*STATED GOAL*
Check each line of the listing for the string "defende", count the lines that have it, and answer with that number only.

..........

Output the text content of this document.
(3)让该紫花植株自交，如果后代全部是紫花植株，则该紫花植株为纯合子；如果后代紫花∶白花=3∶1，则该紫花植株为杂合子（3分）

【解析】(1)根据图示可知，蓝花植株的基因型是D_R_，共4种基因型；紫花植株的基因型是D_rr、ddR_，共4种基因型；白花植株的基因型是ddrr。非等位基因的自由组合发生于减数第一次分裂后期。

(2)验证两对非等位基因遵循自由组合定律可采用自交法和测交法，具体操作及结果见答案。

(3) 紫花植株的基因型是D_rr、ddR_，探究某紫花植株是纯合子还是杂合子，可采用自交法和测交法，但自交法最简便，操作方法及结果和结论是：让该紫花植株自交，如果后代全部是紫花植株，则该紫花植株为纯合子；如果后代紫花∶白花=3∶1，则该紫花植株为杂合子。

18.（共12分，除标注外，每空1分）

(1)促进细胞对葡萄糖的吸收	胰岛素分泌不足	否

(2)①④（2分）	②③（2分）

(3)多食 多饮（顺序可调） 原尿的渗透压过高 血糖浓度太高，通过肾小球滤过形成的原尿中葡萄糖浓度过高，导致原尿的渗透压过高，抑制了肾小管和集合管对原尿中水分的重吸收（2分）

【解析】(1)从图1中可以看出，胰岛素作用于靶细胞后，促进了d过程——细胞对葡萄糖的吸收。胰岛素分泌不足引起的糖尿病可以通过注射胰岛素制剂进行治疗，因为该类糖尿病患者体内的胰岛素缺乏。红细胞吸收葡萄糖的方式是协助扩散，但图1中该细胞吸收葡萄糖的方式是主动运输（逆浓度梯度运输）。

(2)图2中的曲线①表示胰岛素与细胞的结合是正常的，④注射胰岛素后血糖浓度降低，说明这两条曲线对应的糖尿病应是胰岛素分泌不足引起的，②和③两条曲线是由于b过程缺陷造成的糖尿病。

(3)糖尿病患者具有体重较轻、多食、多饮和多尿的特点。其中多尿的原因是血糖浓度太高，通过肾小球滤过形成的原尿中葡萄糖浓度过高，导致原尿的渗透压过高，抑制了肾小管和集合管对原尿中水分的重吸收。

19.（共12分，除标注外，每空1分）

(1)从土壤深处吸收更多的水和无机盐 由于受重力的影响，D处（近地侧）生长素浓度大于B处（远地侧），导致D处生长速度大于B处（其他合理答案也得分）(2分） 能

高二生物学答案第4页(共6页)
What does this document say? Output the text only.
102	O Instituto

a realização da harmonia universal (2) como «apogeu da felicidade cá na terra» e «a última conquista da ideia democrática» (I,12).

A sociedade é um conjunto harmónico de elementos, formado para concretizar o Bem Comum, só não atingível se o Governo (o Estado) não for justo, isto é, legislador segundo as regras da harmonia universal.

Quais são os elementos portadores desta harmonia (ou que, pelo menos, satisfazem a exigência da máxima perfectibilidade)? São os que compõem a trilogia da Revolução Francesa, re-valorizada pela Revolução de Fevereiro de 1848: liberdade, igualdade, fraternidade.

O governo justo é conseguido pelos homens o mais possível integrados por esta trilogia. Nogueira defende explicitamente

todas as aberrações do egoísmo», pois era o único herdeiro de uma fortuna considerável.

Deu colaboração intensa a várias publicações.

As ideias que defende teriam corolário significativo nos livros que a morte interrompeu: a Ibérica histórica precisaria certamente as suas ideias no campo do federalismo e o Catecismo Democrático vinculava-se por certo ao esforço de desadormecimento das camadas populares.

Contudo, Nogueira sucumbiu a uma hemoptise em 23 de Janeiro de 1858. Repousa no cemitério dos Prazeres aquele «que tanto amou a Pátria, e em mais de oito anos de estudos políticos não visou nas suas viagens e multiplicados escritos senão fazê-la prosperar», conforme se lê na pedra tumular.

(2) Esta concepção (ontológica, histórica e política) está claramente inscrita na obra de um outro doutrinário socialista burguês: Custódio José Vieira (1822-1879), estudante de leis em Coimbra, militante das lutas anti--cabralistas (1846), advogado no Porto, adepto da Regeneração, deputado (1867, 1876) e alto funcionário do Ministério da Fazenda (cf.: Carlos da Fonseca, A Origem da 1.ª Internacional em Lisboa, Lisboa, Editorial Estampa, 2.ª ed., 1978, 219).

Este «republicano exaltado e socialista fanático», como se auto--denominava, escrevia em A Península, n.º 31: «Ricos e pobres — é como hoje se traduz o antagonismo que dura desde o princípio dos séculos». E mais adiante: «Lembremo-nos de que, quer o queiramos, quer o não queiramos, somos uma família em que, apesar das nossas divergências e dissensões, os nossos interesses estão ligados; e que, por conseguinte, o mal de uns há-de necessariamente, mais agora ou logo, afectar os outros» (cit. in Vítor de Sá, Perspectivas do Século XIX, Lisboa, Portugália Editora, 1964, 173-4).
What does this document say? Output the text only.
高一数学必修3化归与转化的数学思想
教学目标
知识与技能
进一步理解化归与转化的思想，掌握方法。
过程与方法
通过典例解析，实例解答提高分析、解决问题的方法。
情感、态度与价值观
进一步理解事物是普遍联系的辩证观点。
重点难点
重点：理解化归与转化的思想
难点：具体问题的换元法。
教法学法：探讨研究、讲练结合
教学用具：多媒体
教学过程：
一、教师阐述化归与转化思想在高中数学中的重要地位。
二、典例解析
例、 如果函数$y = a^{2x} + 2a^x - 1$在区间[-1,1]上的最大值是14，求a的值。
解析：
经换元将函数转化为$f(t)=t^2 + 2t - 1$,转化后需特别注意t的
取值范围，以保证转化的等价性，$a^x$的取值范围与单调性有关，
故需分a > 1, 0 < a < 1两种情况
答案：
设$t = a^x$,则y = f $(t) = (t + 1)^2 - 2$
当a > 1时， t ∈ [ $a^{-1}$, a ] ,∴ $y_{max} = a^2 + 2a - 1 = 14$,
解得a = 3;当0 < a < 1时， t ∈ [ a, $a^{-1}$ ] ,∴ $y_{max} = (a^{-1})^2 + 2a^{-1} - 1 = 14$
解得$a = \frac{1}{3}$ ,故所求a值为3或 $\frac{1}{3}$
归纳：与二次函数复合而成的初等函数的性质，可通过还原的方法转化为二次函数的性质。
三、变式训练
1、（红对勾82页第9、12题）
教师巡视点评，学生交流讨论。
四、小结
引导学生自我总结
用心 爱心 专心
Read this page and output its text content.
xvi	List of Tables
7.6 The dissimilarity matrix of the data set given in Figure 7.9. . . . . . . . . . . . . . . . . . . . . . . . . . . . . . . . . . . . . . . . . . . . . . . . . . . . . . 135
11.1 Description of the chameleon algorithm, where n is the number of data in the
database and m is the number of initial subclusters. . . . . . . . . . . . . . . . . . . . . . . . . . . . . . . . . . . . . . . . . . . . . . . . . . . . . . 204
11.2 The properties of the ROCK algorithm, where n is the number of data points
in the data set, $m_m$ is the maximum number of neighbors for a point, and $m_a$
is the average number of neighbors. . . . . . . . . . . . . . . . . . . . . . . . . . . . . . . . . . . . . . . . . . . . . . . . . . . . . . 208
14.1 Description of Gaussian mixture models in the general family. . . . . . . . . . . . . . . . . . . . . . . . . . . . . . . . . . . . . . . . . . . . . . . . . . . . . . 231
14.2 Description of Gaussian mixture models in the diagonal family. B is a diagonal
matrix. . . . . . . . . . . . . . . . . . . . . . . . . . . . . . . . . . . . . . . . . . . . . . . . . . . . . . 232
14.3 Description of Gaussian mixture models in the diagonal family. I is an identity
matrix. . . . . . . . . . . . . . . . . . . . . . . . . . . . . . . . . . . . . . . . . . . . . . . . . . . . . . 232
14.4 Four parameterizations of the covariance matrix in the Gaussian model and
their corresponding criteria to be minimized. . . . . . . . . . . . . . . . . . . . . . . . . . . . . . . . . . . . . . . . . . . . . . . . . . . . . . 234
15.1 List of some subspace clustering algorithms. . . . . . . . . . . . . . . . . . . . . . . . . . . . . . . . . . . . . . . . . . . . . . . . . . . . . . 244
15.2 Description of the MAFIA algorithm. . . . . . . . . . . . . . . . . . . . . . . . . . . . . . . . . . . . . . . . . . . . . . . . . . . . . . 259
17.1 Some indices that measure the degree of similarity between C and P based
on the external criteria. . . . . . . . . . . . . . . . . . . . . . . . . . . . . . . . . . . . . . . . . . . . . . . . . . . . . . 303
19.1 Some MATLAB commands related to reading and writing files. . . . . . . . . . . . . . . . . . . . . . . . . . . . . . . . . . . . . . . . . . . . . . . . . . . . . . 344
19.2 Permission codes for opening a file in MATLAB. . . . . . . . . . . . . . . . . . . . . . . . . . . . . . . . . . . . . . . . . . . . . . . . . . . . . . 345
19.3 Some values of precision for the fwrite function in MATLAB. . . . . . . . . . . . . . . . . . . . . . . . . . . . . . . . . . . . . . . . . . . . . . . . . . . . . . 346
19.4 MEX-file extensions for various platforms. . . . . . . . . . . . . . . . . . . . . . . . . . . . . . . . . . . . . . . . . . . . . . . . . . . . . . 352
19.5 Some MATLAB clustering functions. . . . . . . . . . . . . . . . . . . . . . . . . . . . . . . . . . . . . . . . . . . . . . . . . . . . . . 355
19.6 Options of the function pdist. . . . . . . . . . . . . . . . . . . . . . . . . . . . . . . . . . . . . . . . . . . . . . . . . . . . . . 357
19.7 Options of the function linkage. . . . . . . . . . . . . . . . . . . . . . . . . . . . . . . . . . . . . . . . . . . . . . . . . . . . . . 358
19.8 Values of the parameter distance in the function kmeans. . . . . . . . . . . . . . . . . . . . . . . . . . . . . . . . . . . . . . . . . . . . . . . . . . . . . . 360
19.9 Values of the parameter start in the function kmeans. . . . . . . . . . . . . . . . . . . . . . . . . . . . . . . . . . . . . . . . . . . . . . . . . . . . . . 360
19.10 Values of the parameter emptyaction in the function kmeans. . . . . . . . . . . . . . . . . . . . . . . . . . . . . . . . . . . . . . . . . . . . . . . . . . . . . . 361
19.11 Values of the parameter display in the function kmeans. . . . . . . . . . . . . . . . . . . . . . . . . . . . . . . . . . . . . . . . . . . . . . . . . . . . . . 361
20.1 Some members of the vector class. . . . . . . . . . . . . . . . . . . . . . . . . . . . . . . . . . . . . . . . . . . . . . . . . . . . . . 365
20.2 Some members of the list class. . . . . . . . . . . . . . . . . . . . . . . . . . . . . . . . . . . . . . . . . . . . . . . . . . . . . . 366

..........

*EXERCISE OUTPUT*
2